:: Given task ::
Could you transcribe the material below exactly, without leaving out a single line?

Dataset items:
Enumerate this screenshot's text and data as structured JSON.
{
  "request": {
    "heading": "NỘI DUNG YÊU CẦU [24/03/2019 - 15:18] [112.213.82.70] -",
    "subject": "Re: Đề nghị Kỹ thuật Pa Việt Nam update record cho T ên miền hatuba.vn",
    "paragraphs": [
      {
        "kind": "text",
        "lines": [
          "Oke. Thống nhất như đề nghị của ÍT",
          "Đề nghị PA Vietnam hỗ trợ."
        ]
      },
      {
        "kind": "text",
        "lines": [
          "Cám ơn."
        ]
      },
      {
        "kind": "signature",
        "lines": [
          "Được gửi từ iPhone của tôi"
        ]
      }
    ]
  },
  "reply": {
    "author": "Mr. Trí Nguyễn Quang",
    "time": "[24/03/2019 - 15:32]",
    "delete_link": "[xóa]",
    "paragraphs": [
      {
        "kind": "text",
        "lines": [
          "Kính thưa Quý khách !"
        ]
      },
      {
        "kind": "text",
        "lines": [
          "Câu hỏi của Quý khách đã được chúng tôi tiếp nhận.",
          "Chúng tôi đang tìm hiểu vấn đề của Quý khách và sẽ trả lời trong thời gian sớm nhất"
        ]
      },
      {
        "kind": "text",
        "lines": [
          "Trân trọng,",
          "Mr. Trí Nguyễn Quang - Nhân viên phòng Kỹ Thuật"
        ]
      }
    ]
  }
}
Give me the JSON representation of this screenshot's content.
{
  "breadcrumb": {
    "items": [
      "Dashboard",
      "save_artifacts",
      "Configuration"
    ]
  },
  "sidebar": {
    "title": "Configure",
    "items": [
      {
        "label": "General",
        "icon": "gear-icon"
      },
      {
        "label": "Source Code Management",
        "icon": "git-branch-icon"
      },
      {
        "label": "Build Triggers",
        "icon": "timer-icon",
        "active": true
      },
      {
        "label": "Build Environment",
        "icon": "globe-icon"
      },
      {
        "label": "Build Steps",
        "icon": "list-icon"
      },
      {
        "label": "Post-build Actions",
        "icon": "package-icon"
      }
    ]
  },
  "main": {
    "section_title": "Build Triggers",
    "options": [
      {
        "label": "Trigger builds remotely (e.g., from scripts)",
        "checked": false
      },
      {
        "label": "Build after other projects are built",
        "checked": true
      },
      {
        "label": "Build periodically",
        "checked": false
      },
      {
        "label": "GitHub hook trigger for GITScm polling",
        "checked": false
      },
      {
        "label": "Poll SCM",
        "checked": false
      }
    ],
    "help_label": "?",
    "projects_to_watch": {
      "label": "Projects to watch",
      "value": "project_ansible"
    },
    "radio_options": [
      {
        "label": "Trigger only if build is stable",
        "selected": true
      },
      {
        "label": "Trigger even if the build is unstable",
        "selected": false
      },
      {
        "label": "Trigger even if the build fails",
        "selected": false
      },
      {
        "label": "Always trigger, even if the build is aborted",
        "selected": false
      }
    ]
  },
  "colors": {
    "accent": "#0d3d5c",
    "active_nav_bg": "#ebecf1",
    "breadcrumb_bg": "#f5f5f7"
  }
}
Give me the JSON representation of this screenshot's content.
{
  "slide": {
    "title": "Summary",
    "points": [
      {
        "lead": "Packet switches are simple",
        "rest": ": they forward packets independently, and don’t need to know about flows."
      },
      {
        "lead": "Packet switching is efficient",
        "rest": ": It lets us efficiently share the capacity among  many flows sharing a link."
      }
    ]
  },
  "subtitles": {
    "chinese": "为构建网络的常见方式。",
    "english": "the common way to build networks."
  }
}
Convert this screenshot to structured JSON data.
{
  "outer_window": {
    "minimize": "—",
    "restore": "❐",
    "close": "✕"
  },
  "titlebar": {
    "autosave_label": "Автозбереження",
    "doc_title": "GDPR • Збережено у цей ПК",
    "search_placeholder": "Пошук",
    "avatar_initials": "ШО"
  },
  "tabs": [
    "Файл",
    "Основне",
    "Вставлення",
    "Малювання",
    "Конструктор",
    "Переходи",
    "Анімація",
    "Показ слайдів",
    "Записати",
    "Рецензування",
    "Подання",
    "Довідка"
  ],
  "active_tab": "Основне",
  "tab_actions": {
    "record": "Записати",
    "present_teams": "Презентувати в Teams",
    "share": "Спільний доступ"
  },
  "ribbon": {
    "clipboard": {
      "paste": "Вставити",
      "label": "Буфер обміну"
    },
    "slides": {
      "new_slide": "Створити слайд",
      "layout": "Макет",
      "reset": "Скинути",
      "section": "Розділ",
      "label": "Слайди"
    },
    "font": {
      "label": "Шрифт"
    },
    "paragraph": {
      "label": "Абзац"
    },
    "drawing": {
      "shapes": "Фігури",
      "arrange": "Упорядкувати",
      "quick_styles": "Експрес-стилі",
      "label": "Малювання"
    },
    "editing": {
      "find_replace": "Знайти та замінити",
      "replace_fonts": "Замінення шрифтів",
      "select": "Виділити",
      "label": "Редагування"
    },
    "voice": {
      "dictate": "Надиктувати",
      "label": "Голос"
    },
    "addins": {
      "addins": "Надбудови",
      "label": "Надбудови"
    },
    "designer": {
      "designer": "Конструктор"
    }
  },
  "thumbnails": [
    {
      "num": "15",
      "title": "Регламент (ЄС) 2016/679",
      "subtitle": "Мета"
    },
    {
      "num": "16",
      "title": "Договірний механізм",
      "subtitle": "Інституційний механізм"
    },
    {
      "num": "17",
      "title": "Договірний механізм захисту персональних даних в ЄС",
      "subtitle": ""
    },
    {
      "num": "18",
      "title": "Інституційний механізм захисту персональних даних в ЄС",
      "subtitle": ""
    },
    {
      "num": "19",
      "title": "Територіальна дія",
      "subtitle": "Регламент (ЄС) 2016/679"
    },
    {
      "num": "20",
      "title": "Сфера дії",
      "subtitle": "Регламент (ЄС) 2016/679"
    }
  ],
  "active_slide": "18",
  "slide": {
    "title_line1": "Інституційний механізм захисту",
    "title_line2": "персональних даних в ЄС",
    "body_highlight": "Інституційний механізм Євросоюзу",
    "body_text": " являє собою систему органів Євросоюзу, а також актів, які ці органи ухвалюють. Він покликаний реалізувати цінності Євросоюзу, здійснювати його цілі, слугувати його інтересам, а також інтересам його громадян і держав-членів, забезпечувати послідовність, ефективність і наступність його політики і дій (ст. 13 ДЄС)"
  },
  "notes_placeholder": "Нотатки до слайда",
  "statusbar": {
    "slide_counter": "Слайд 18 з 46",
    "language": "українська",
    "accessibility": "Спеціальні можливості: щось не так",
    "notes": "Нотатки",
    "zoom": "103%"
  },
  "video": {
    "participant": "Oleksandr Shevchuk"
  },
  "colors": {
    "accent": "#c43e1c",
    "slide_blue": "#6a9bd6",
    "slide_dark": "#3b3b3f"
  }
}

:: Response below ::
Enumerate this screenshot's text and data as structured JSON.
{
  "request": {
    "heading": "NỘI DUNG YÊU CẦU [24/03/2019 - 15:18] [112.213.82.70] -",
    "subject": "Re: Đề nghị Kỹ thuật Pa Việt Nam update record cho T ên miền hatuba.vn",
    "paragraphs": [
      {
        "kind": "text",
        "lines": [
          "Oke. Thống nhất như đề nghị của ÍT",
          "Đề nghị PA Vietnam hỗ trợ."
        ]
      },
      {
        "kind": "text",
        "lines": [
          "Cám ơn."
        ]
      },
      {
        "kind": "signature",
        "lines": [
          "Được gửi từ iPhone của tôi"
        ]
      }
    ]
  },
  "reply": {
    "author": "Mr. Trí Nguyễn Quang",
    "time": "[24/03/2019 - 15:32]",
    "delete_link": "[xóa]",
    "paragraphs": [
      {
        "kind": "text",
        "lines": [
          "Kính thưa Quý khách !"
        ]
      },
      {
        "kind": "text",
        "lines": [
          "Câu hỏi của Quý khách đã được chúng tôi tiếp nhận.",
          "Chúng tôi đang tìm hiểu vấn đề của Quý khách và sẽ trả lời trong thời gian sớm nhất"
        ]
      },
      {
        "kind": "text",
        "lines": [
          "Trân trọng,",
          "Mr. Trí Nguyễn Quang - Nhân viên phòng Kỹ Thuật"
        ]
      }
    ]
  }
}
Give me the JSON representation of this screenshot's content.
{
  "breadcrumb": {
    "items": [
      "Dashboard",
      "save_artifacts",
      "Configuration"
    ]
  },
  "sidebar": {
    "title": "Configure",
    "items": [
      {
        "label": "General",
        "icon": "gear-icon"
      },
      {
        "label": "Source Code Management",
        "icon": "git-branch-icon"
      },
      {
        "label": "Build Triggers",
        "icon": "timer-icon",
        "active": true
      },
      {
        "label": "Build Environment",
        "icon": "globe-icon"
      },
      {
        "label": "Build Steps",
        "icon": "list-icon"
      },
      {
        "label": "Post-build Actions",
        "icon": "package-icon"
      }
    ]
  },
  "main": {
    "section_title": "Build Triggers",
    "options": [
      {
        "label": "Trigger builds remotely (e.g., from scripts)",
        "checked": false
      },
      {
        "label": "Build after other projects are built",
        "checked": true
      },
      {
        "label": "Build periodically",
        "checked": false
      },
      {
        "label": "GitHub hook trigger for GITScm polling",
        "checked": false
      },
      {
        "label": "Poll SCM",
        "checked": false
      }
    ],
    "help_label": "?",
    "projects_to_watch": {
      "label": "Projects to watch",
      "value": "project_ansible"
    },
    "radio_options": [
      {
        "label": "Trigger only if build is stable",
        "selected": true
      },
      {
        "label": "Trigger even if the build is unstable",
        "selected": false
      },
      {
        "label": "Trigger even if the build fails",
        "selected": false
      },
      {
        "label": "Always trigger, even if the build is aborted",
        "selected": false
      }
    ]
  },
  "colors": {
    "accent": "#0d3d5c",
    "active_nav_bg": "#ebecf1",
    "breadcrumb_bg": "#f5f5f7"
  }
}
Give me the JSON representation of this screenshot's content.
{
  "slide": {
    "title": "Summary",
    "points": [
      {
        "lead": "Packet switches are simple",
        "rest": ": they forward packets independently, and don’t need to know about flows."
      },
      {
        "lead": "Packet switching is efficient",
        "rest": ": It lets us efficiently share the capacity among  many flows sharing a link."
      }
    ]
  },
  "subtitles": {
    "chinese": "为构建网络的常见方式。",
    "english": "the common way to build networks."
  }
}
Convert this screenshot to structured JSON data.
{
  "outer_window": {
    "minimize": "—",
    "restore": "❐",
    "close": "✕"
  },
  "titlebar": {
    "autosave_label": "Автозбереження",
    "doc_title": "GDPR • Збережено у цей ПК",
    "search_placeholder": "Пошук",
    "avatar_initials": "ШО"
  },
  "tabs": [
    "Файл",
    "Основне",
    "Вставлення",
    "Малювання",
    "Конструктор",
    "Переходи",
    "Анімація",
    "Показ слайдів",
    "Записати",
    "Рецензування",
    "Подання",
    "Довідка"
  ],
  "active_tab": "Основне",
  "tab_actions": {
    "record": "Записати",
    "present_teams": "Презентувати в Teams",
    "share": "Спільний доступ"
  },
  "ribbon": {
    "clipboard": {
      "paste": "Вставити",
      "label": "Буфер обміну"
    },
    "slides": {
      "new_slide": "Створити слайд",
      "layout": "Макет",
      "reset": "Скинути",
      "section": "Розділ",
      "label": "Слайди"
    },
    "font": {
      "label": "Шрифт"
    },
    "paragraph": {
      "label": "Абзац"
    },
    "drawing": {
      "shapes": "Фігури",
      "arrange": "Упорядкувати",
      "quick_styles": "Експрес-стилі",
      "label": "Малювання"
    },
    "editing": {
      "find_replace": "Знайти та замінити",
      "replace_fonts": "Замінення шрифтів",
      "select": "Виділити",
      "label": "Редагування"
    },
    "voice": {
      "dictate": "Надиктувати",
      "label": "Голос"
    },
    "addins": {
      "addins": "Надбудови",
      "label": "Надбудови"
    },
    "designer": {
      "designer": "Конструктор"
    }
  },
  "thumbnails": [
    {
      "num": "15",
      "title": "Регламент (ЄС) 2016/679",
      "subtitle": "Мета"
    },
    {
      "num": "16",
      "title": "Договірний механізм",
      "subtitle": "Інституційний механізм"
    },
    {
      "num": "17",
      "title": "Договірний механізм захисту персональних даних в ЄС",
      "subtitle": ""
    },
    {
      "num": "18",
      "title": "Інституційний механізм захисту персональних даних в ЄС",
      "subtitle": ""
    },
    {
      "num": "19",
      "title": "Територіальна дія",
      "subtitle": "Регламент (ЄС) 2016/679"
    },
    {
      "num": "20",
      "title": "Сфера дії",
      "subtitle": "Регламент (ЄС) 2016/679"
    }
  ],
  "active_slide": "18",
  "slide": {
    "title_line1": "Інституційний механізм захисту",
    "title_line2": "персональних даних в ЄС",
    "body_highlight": "Інституційний механізм Євросоюзу",
    "body_text": " являє собою систему органів Євросоюзу, а також актів, які ці органи ухвалюють. Він покликаний реалізувати цінності Євросоюзу, здійснювати його цілі, слугувати його інтересам, а також інтересам його громадян і держав-членів, забезпечувати послідовність, ефективність і наступність його політики і дій (ст. 13 ДЄС)"
  },
  "notes_placeholder": "Нотатки до слайда",
  "statusbar": {
    "slide_counter": "Слайд 18 з 46",
    "language": "українська",
    "accessibility": "Спеціальні можливості: щось не так",
    "notes": "Нотатки",
    "zoom": "103%"
  },
  "video": {
    "participant": "Oleksandr Shevchuk"
  },
  "colors": {
    "accent": "#c43e1c",
    "slide_blue": "#6a9bd6",
    "slide_dark": "#3b3b3f"
  }
}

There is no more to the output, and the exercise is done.